Extracts from a graphics dataset

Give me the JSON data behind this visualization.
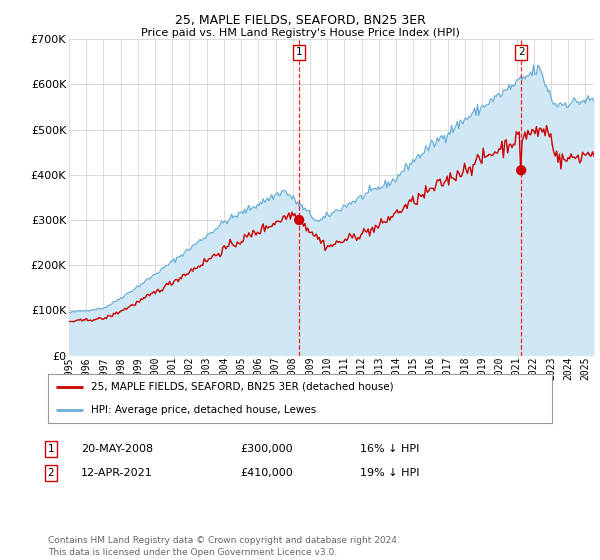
{
  "title": "25, MAPLE FIELDS, SEAFORD, BN25 3ER",
  "subtitle": "Price paid vs. HM Land Registry's House Price Index (HPI)",
  "hpi_line_color": "#6aaed6",
  "hpi_fill_color": "#d0e8f5",
  "price_color": "#cc0000",
  "chart_bg_color": "#ffffff",
  "legend_label_price": "25, MAPLE FIELDS, SEAFORD, BN25 3ER (detached house)",
  "legend_label_hpi": "HPI: Average price, detached house, Lewes",
  "sale1_date_num": 2008.37,
  "sale1_price": 300000,
  "sale2_date_num": 2021.27,
  "sale2_price": 410000,
  "footer": "Contains HM Land Registry data © Crown copyright and database right 2024.\nThis data is licensed under the Open Government Licence v3.0.",
  "ylim": [
    0,
    700000
  ],
  "xlim_start": 1995.0,
  "xlim_end": 2025.5,
  "title_fontsize": 9,
  "subtitle_fontsize": 8,
  "tick_fontsize": 7,
  "ytick_fontsize": 8
}
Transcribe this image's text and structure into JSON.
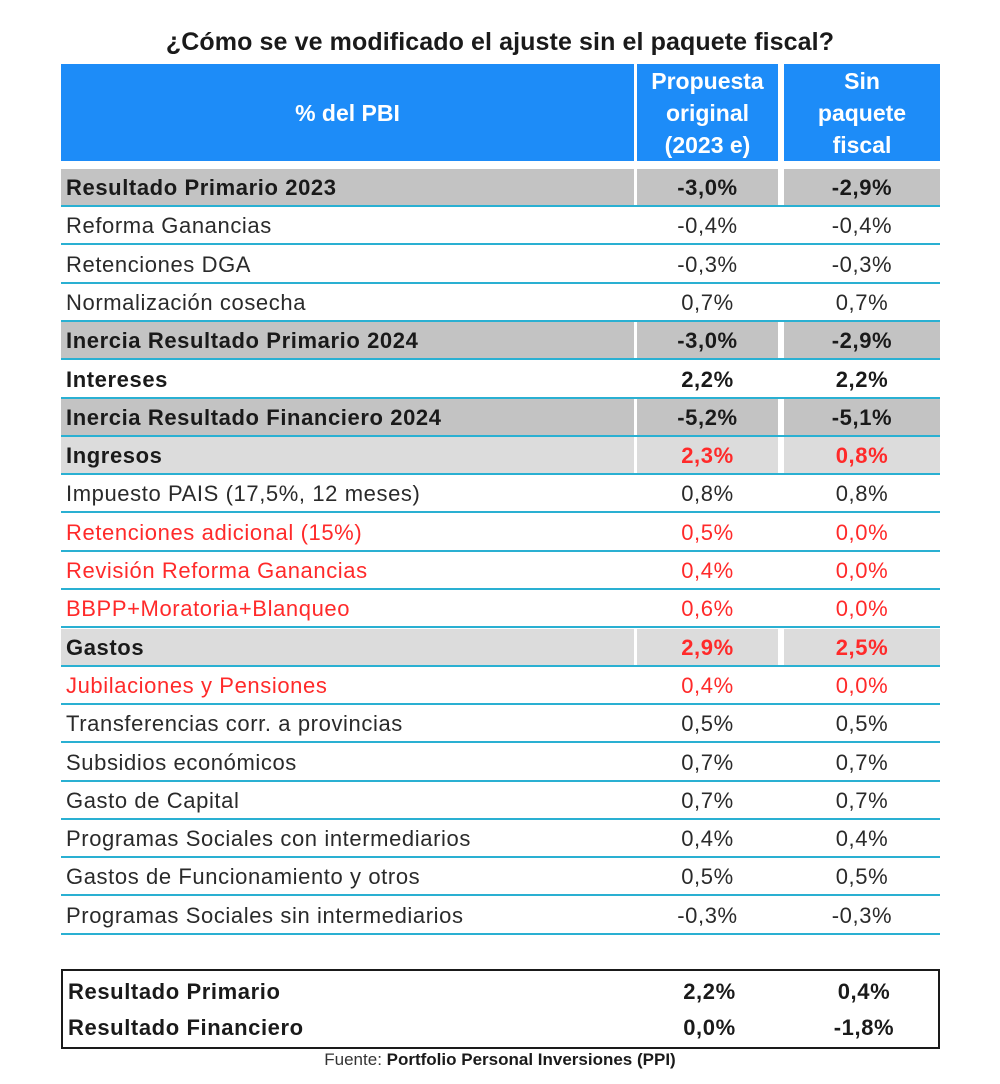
{
  "title": "¿Cómo se ve modificado el ajuste sin el paquete fiscal?",
  "chart_data": {
    "type": "table",
    "columns": [
      "% del PBI",
      "Propuesta original (2023 e)",
      "Sin paquete fiscal"
    ],
    "header": {
      "col0": "% del PBI",
      "col1_lines": [
        "Propuesta",
        "original",
        "(2023 e)"
      ],
      "col2_lines": [
        "Sin",
        "paquete",
        "fiscal"
      ]
    },
    "rows": [
      {
        "label": "Resultado Primario 2023",
        "v1": "-3,0%",
        "v2": "-2,9%",
        "style": "gray",
        "bold": true,
        "label_red": false,
        "values_red": false
      },
      {
        "label": "Reforma Ganancias",
        "v1": "-0,4%",
        "v2": "-0,4%",
        "style": "plain",
        "bold": false,
        "label_red": false,
        "values_red": false
      },
      {
        "label": "Retenciones DGA",
        "v1": "-0,3%",
        "v2": "-0,3%",
        "style": "plain",
        "bold": false,
        "label_red": false,
        "values_red": false
      },
      {
        "label": "Normalización cosecha",
        "v1": "0,7%",
        "v2": "0,7%",
        "style": "plain",
        "bold": false,
        "label_red": false,
        "values_red": false
      },
      {
        "label": "Inercia Resultado Primario 2024",
        "v1": "-3,0%",
        "v2": "-2,9%",
        "style": "gray",
        "bold": true,
        "label_red": false,
        "values_red": false
      },
      {
        "label": "Intereses",
        "v1": "2,2%",
        "v2": "2,2%",
        "style": "plain",
        "bold": true,
        "label_red": false,
        "values_red": false
      },
      {
        "label": "Inercia Resultado Financiero 2024",
        "v1": "-5,2%",
        "v2": "-5,1%",
        "style": "gray",
        "bold": true,
        "label_red": false,
        "values_red": false
      },
      {
        "label": "Ingresos",
        "v1": "2,3%",
        "v2": "0,8%",
        "style": "lightgray",
        "bold": true,
        "label_red": false,
        "values_red": true
      },
      {
        "label": "Impuesto PAIS (17,5%, 12 meses)",
        "v1": "0,8%",
        "v2": "0,8%",
        "style": "plain",
        "bold": false,
        "label_red": false,
        "values_red": false
      },
      {
        "label": "Retenciones adicional (15%)",
        "v1": "0,5%",
        "v2": "0,0%",
        "style": "plain",
        "bold": false,
        "label_red": true,
        "values_red": true
      },
      {
        "label": "Revisión Reforma Ganancias",
        "v1": "0,4%",
        "v2": "0,0%",
        "style": "plain",
        "bold": false,
        "label_red": true,
        "values_red": true
      },
      {
        "label": "BBPP+Moratoria+Blanqueo",
        "v1": "0,6%",
        "v2": "0,0%",
        "style": "plain",
        "bold": false,
        "label_red": true,
        "values_red": true
      },
      {
        "label": "Gastos",
        "v1": "2,9%",
        "v2": "2,5%",
        "style": "lightgray",
        "bold": true,
        "label_red": false,
        "values_red": true
      },
      {
        "label": "Jubilaciones y Pensiones",
        "v1": "0,4%",
        "v2": "0,0%",
        "style": "plain",
        "bold": false,
        "label_red": true,
        "values_red": true
      },
      {
        "label": "Transferencias corr. a provincias",
        "v1": "0,5%",
        "v2": "0,5%",
        "style": "plain",
        "bold": false,
        "label_red": false,
        "values_red": false
      },
      {
        "label": "Subsidios económicos",
        "v1": "0,7%",
        "v2": "0,7%",
        "style": "plain",
        "bold": false,
        "label_red": false,
        "values_red": false
      },
      {
        "label": "Gasto de Capital",
        "v1": "0,7%",
        "v2": "0,7%",
        "style": "plain",
        "bold": false,
        "label_red": false,
        "values_red": false
      },
      {
        "label": "Programas Sociales con intermediarios",
        "v1": "0,4%",
        "v2": "0,4%",
        "style": "plain",
        "bold": false,
        "label_red": false,
        "values_red": false
      },
      {
        "label": "Gastos de Funcionamiento y otros",
        "v1": "0,5%",
        "v2": "0,5%",
        "style": "plain",
        "bold": false,
        "label_red": false,
        "values_red": false
      },
      {
        "label": "Programas Sociales sin intermediarios",
        "v1": "-0,3%",
        "v2": "-0,3%",
        "style": "plain",
        "bold": false,
        "label_red": false,
        "values_red": false
      }
    ],
    "summary": [
      {
        "label": "Resultado Primario",
        "v1": "2,2%",
        "v2": "0,4%"
      },
      {
        "label": "Resultado Financiero",
        "v1": "0,0%",
        "v2": "-1,8%"
      }
    ]
  },
  "source": {
    "prefix": "Fuente: ",
    "name": "Portfolio Personal Inversiones (PPI)"
  },
  "colors": {
    "header_bg": "#1d8cf8",
    "gray_row": "#c3c3c3",
    "lightgray_row": "#dcdcdc",
    "red": "#ff2a2a",
    "row_line": "#2ab0d2"
  }
}
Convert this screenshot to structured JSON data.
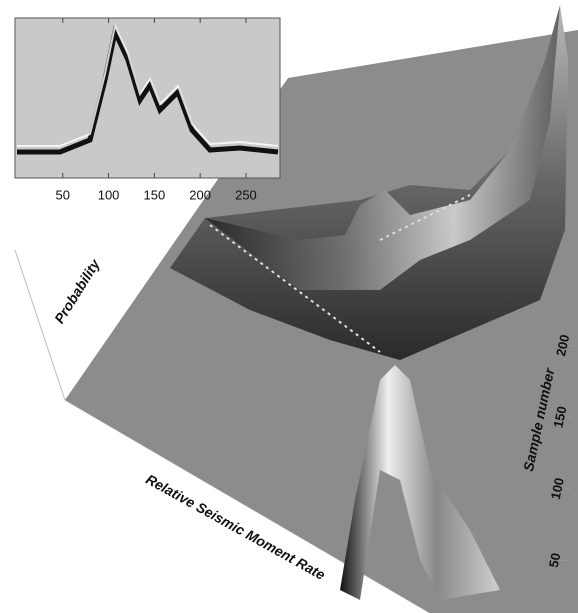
{
  "chart_data": [
    {
      "type": "surface",
      "xlabel": "Relative Seismic Moment Rate",
      "ylabel": "Sample number",
      "zlabel": "Probability",
      "ylim": [
        0,
        280
      ],
      "yticks": [
        50,
        100,
        150,
        200
      ]
    },
    {
      "type": "density",
      "xlim": [
        0,
        285
      ],
      "xticks": [
        50,
        100,
        150,
        200,
        250
      ]
    }
  ]
}
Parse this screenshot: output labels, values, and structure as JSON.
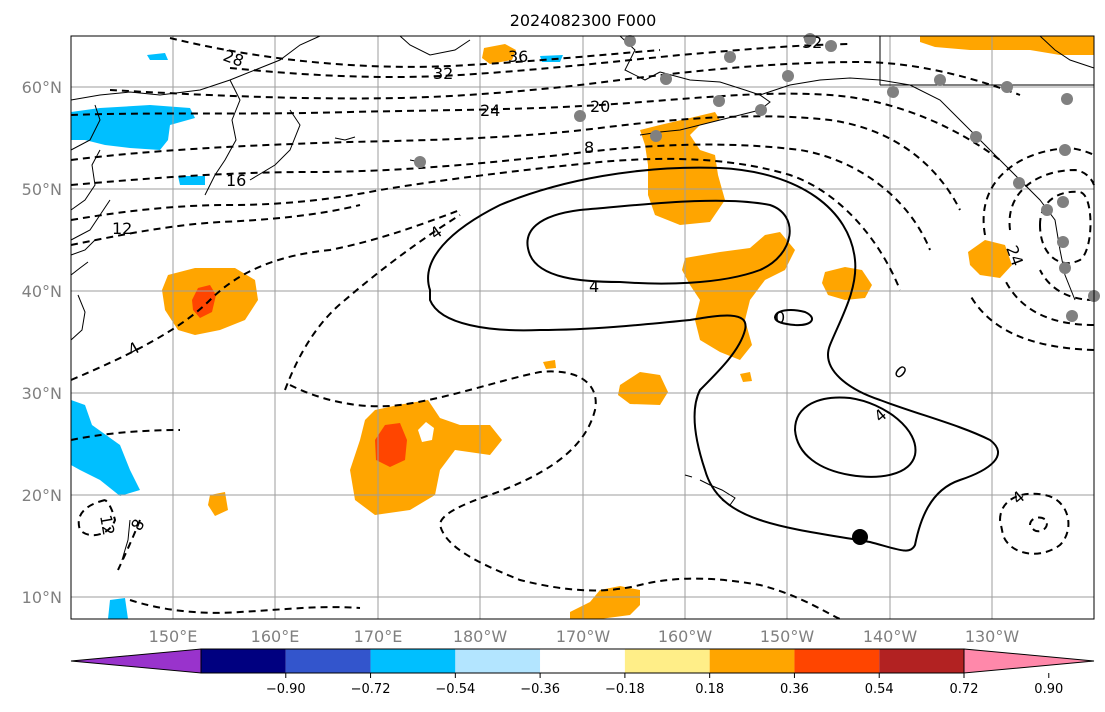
{
  "title": "2024082300 F000",
  "lat_labels": [
    "60°N",
    "50°N",
    "40°N",
    "30°N",
    "20°N",
    "10°N"
  ],
  "lon_labels": [
    "150°E",
    "160°E",
    "170°E",
    "180°W",
    "170°W",
    "160°W",
    "150°W",
    "140°W",
    "130°W"
  ],
  "colorbar": {
    "ticks": [
      "−0.90",
      "−0.72",
      "−0.54",
      "−0.36",
      "−0.18",
      "0.18",
      "0.36",
      "0.54",
      "0.72",
      "0.90"
    ],
    "colors": [
      "#9933cc",
      "#000080",
      "#3355cc",
      "#00bfff",
      "#b3e5ff",
      "#ffffff",
      "#ffee88",
      "#ffa500",
      "#ff4500",
      "#b22222",
      "#ff88aa"
    ]
  },
  "contour_labels": [
    "28",
    "36",
    "32",
    "32",
    "24",
    "20",
    "8",
    "16",
    "12",
    "4",
    "4",
    "4",
    "0",
    "0",
    "4",
    "24",
    "4",
    "12",
    "8"
  ],
  "colors": {
    "orange": "#ffa500",
    "red_orange": "#ff4500",
    "cyan": "#00bfff",
    "station": "#808080"
  }
}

◆ EXERCISE
Copy the listing word for word, excluding its pictures.

◆ WRITTEN RESPONSE
Give me the JSON data behind this visualization.
{
  "title": "25, MAPLE FIELDS, SEAFORD, BN25 3ER",
  "subtitle": "Price paid vs. HM Land Registry's House Price Index (HPI)",
  "hpi_line_color": "#6aaed6",
  "hpi_fill_color": "#d0e8f5",
  "price_color": "#cc0000",
  "chart_bg_color": "#ffffff",
  "legend_label_price": "25, MAPLE FIELDS, SEAFORD, BN25 3ER (detached house)",
  "legend_label_hpi": "HPI: Average price, detached house, Lewes",
  "sale1_date_num": 2008.37,
  "sale1_price": 300000,
  "sale2_date_num": 2021.27,
  "sale2_price": 410000,
  "footer": "Contains HM Land Registry data © Crown copyright and database right 2024.\nThis data is licensed under the Open Government Licence v3.0.",
  "ylim": [
    0,
    700000
  ],
  "xlim_start": 1995.0,
  "xlim_end": 2025.5,
  "title_fontsize": 9,
  "subtitle_fontsize": 8,
  "tick_fontsize": 7,
  "ytick_fontsize": 8
}
Transcribe this image's text and structure into JSON.
{
  "title": "¿Cómo se ve modificado el ajuste sin el paquete fiscal?",
  "chart_data": {
    "type": "table",
    "columns": [
      "% del PBI",
      "Propuesta original (2023 e)",
      "Sin paquete fiscal"
    ],
    "header": {
      "col0": "% del PBI",
      "col1_lines": [
        "Propuesta",
        "original",
        "(2023 e)"
      ],
      "col2_lines": [
        "Sin",
        "paquete",
        "fiscal"
      ]
    },
    "rows": [
      {
        "label": "Resultado Primario 2023",
        "v1": "-3,0%",
        "v2": "-2,9%",
        "style": "gray",
        "bold": true,
        "label_red": false,
        "values_red": false
      },
      {
        "label": "Reforma Ganancias",
        "v1": "-0,4%",
        "v2": "-0,4%",
        "style": "plain",
        "bold": false,
        "label_red": false,
        "values_red": false
      },
      {
        "label": "Retenciones DGA",
        "v1": "-0,3%",
        "v2": "-0,3%",
        "style": "plain",
        "bold": false,
        "label_red": false,
        "values_red": false
      },
      {
        "label": "Normalización cosecha",
        "v1": "0,7%",
        "v2": "0,7%",
        "style": "plain",
        "bold": false,
        "label_red": false,
        "values_red": false
      },
      {
        "label": "Inercia Resultado Primario 2024",
        "v1": "-3,0%",
        "v2": "-2,9%",
        "style": "gray",
        "bold": true,
        "label_red": false,
        "values_red": false
      },
      {
        "label": "Intereses",
        "v1": "2,2%",
        "v2": "2,2%",
        "style": "plain",
        "bold": true,
        "label_red": false,
        "values_red": false
      },
      {
        "label": "Inercia Resultado Financiero 2024",
        "v1": "-5,2%",
        "v2": "-5,1%",
        "style": "gray",
        "bold": true,
        "label_red": false,
        "values_red": false
      },
      {
        "label": "Ingresos",
        "v1": "2,3%",
        "v2": "0,8%",
        "style": "lightgray",
        "bold": true,
        "label_red": false,
        "values_red": true
      },
      {
        "label": "Impuesto PAIS (17,5%, 12 meses)",
        "v1": "0,8%",
        "v2": "0,8%",
        "style": "plain",
        "bold": false,
        "label_red": false,
        "values_red": false
      },
      {
        "label": "Retenciones adicional (15%)",
        "v1": "0,5%",
        "v2": "0,0%",
        "style": "plain",
        "bold": false,
        "label_red": true,
        "values_red": true
      },
      {
        "label": "Revisión Reforma Ganancias",
        "v1": "0,4%",
        "v2": "0,0%",
        "style": "plain",
        "bold": false,
        "label_red": true,
        "values_red": true
      },
      {
        "label": "BBPP+Moratoria+Blanqueo",
        "v1": "0,6%",
        "v2": "0,0%",
        "style": "plain",
        "bold": false,
        "label_red": true,
        "values_red": true
      },
      {
        "label": "Gastos",
        "v1": "2,9%",
        "v2": "2,5%",
        "style": "lightgray",
        "bold": true,
        "label_red": false,
        "values_red": true
      },
      {
        "label": "Jubilaciones y Pensiones",
        "v1": "0,4%",
        "v2": "0,0%",
        "style": "plain",
        "bold": false,
        "label_red": true,
        "values_red": true
      },
      {
        "label": "Transferencias corr. a provincias",
        "v1": "0,5%",
        "v2": "0,5%",
        "style": "plain",
        "bold": false,
        "label_red": false,
        "values_red": false
      },
      {
        "label": "Subsidios económicos",
        "v1": "0,7%",
        "v2": "0,7%",
        "style": "plain",
        "bold": false,
        "label_red": false,
        "values_red": false
      },
      {
        "label": "Gasto de Capital",
        "v1": "0,7%",
        "v2": "0,7%",
        "style": "plain",
        "bold": false,
        "label_red": false,
        "values_red": false
      },
      {
        "label": "Programas Sociales con intermediarios",
        "v1": "0,4%",
        "v2": "0,4%",
        "style": "plain",
        "bold": false,
        "label_red": false,
        "values_red": false
      },
      {
        "label": "Gastos de Funcionamiento y otros",
        "v1": "0,5%",
        "v2": "0,5%",
        "style": "plain",
        "bold": false,
        "label_red": false,
        "values_red": false
      },
      {
        "label": "Programas Sociales sin intermediarios",
        "v1": "-0,3%",
        "v2": "-0,3%",
        "style": "plain",
        "bold": false,
        "label_red": false,
        "values_red": false
      }
    ],
    "summary": [
      {
        "label": "Resultado Primario",
        "v1": "2,2%",
        "v2": "0,4%"
      },
      {
        "label": "Resultado Financiero",
        "v1": "0,0%",
        "v2": "-1,8%"
      }
    ]
  },
  "source": {
    "prefix": "Fuente: ",
    "name": "Portfolio Personal Inversiones (PPI)"
  },
  "colors": {
    "header_bg": "#1d8cf8",
    "gray_row": "#c3c3c3",
    "lightgray_row": "#dcdcdc",
    "red": "#ff2a2a",
    "row_line": "#2ab0d2"
  }
}
Convert this screenshot to structured JSON data.
{
  "chart_data": [
    {
      "type": "surface",
      "xlabel": "Relative Seismic Moment Rate",
      "ylabel": "Sample number",
      "zlabel": "Probability",
      "ylim": [
        0,
        280
      ],
      "yticks": [
        50,
        100,
        150,
        200
      ]
    },
    {
      "type": "density",
      "xlim": [
        0,
        285
      ],
      "xticks": [
        50,
        100,
        150,
        200,
        250
      ]
    }
  ]
}
Parse this screenshot: output labels, values, and structure as JSON.
{
  "title": "2024082300 F000",
  "lat_labels": [
    "60°N",
    "50°N",
    "40°N",
    "30°N",
    "20°N",
    "10°N"
  ],
  "lon_labels": [
    "150°E",
    "160°E",
    "170°E",
    "180°W",
    "170°W",
    "160°W",
    "150°W",
    "140°W",
    "130°W"
  ],
  "colorbar": {
    "ticks": [
      "−0.90",
      "−0.72",
      "−0.54",
      "−0.36",
      "−0.18",
      "0.18",
      "0.36",
      "0.54",
      "0.72",
      "0.90"
    ],
    "colors": [
      "#9933cc",
      "#000080",
      "#3355cc",
      "#00bfff",
      "#b3e5ff",
      "#ffffff",
      "#ffee88",
      "#ffa500",
      "#ff4500",
      "#b22222",
      "#ff88aa"
    ]
  },
  "contour_labels": [
    "28",
    "36",
    "32",
    "32",
    "24",
    "20",
    "8",
    "16",
    "12",
    "4",
    "4",
    "4",
    "0",
    "0",
    "4",
    "24",
    "4",
    "12",
    "8"
  ],
  "colors": {
    "orange": "#ffa500",
    "red_orange": "#ff4500",
    "cyan": "#00bfff",
    "station": "#808080"
  }
}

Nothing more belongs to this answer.